• **Document extract**

Along with her "ready to lead on Day One" mantra, Hillary Clinton's favored line of attack against Barack Obama is the reincarnation of Mondale's 1984 "Where's the beef?" attack on Gary Hart. In Clinton's version, Obama is little more than a shallow speechifier -- he believes that words are all you need to lead.
She made it explicit in a speech in Providence, Rhode Island on Sunday:
"I could stand up here and say 'Let's just get everybody together. Let's get unified. The sky will open! The light will come down! Celestial choirs will be singing! And everyone will know we should do the right thing and the world will be perfect!' Maybe I've just lived a little long, but I have no illusions about how hard this is going to be. You are not going to wave a magic wand and have the special interests disappear!"
Last week it was: "Speeches don't put food on the table. Speeches don't fill up your tank, or fill your prescription, or do anything about that stack of bills."
And her chief strategist, Mark Penn, summed up the "just words" meme this way: "She is in the solutions business while Obama is in the promises business."
Now, I agree with Clinton that it's important to look at how each of the Democratic candidates uses words and how rhetoric fits into how they've run their respective campaigns. And if you do, you'll see that one candidate does believe that words are like a magic wand: you utter them and reality changes. But it's not Barack Obama -- it's Hillary Clinton.
Clinton's use of words is disturbingly reminiscent of the way the Bush administration has used words: just saying something is true is magically supposed to make it true. Call it Presto-change-o Politics.
The examples are so notorious they hardly bear repeating: "mission accomplished," "heckuva job," "last throes," the endless "turning the corner" in Iraq. They were all said with the arrogant belief that merely saying these words was all that was needed: reality would literally change to fit the rhetoric.
Now let's look at Hillary Clinton's rhetoric and what is says about the campaign she's run. It started with her absurd claim that her vote for the war was really a vote to send inspectors back in. The name of the bill? "The Joint Resolution To Authorize The Use Of United States Armed Forces Against Iraq." Saying it was about sending inspectors back in doesn't mean that it is true that it was about sending inspectors back in.
And then how about the endless spinning trying to diminish Obama victory after Obama victory? Here was Penn: "Could we possibly have a nominee who hasn't won any of the significant states -- outside of Illinois? That raises some serious questions about Sen. Obama." Mark Penn calling Virginia, Georgia, Missouri, and Colorado, among others, not "significant" does not make them insignificant.
Or Clinton's "35 years of experience." She has had a distinguished record of public service, but it's not in any way 35 years of government experience, unless you want to include her time at Yale Law school, or going door to door for George McGovern in Texas, or working at the Rose law firm in Arkansas as government experience. But her campaign seemed convinced that by repeating "35 years of experience" at every stop she would magically acquire that 35 years of experience.

• **Problems**
1) Answer these about the piece on Hillary Clinton's campaign rhetoric, one line each:
(a) In what city and state did Clinton give the speech about celestial choirs singing?
(b) What was the name of the bill behind Clinton's war vote?
(c) Which states are named as ones Mark Penn treated as not "significant"?
2) Write a continuation of the piece on Hillary Clinton's campaign rhetoric that picks up after its final paragraph.

• **Dataset section**
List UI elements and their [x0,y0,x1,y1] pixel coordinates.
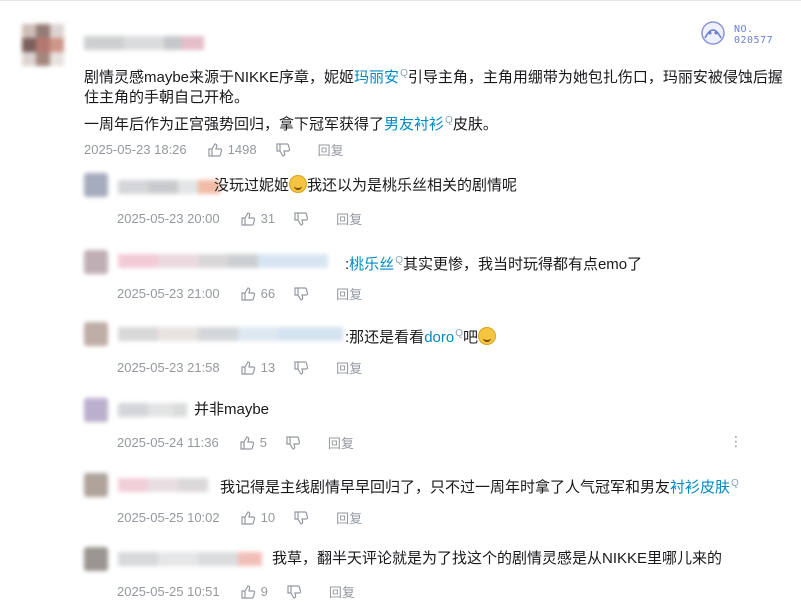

• **Responses per task**
1)
(a) Providence, Rhode Island
(b) "The Joint Resolution To Authorize The Use Of United States Armed Forces Against Iraq."
(c) Virginia, Georgia, Missouri, and Colorado

2)
But as the Bush administration has shown, believing your own words and not being able to see things as they are is not a good thing -- either for a country or a campaign. The New York Times described some Clinton aides as "baffled that a candidate who had been in the United States Senate for only three years and was a state lawmaker in Illinois before that was now outpacing a seasoned figure like Mrs. Clinton."
"Whether or not you think the more 'seasoned' candidate ought to win presidential elections, it seems to me that any campaign staffer who could be genuinely 'baffled' by experience not proving to be a winning issue is demonstrating a scary ignorance of how things work. Is her staff baffled that Joe Biden didn't win the nomination?"
Or how about the Clinton campaign's abracadabra rhetoric, designed to make the reality of what they agreed to about Florida and Michigan -- poof! -- go away. They even set up a website that attempts to pull a rabbit out of the electoral hat. The site list several "facts": "FACT: Florida and Michigan should count, both in the interest of fundamental fairness and honoring the spirit of the Democrats' 50-state strategy." As Ezra Klein notes: "It's almost as if they thought putting it after... the word 'FACT,' would be like a Jedi mind trick."
Meanwhile, as the Clinton campaign was busy trying to use words to push the idea that losing is actually winning (you know, just like in Iraq), the Obama campaign was actually winning votes. To the extent that anything in a campaign is real, it doesn't get any more real than actual votes.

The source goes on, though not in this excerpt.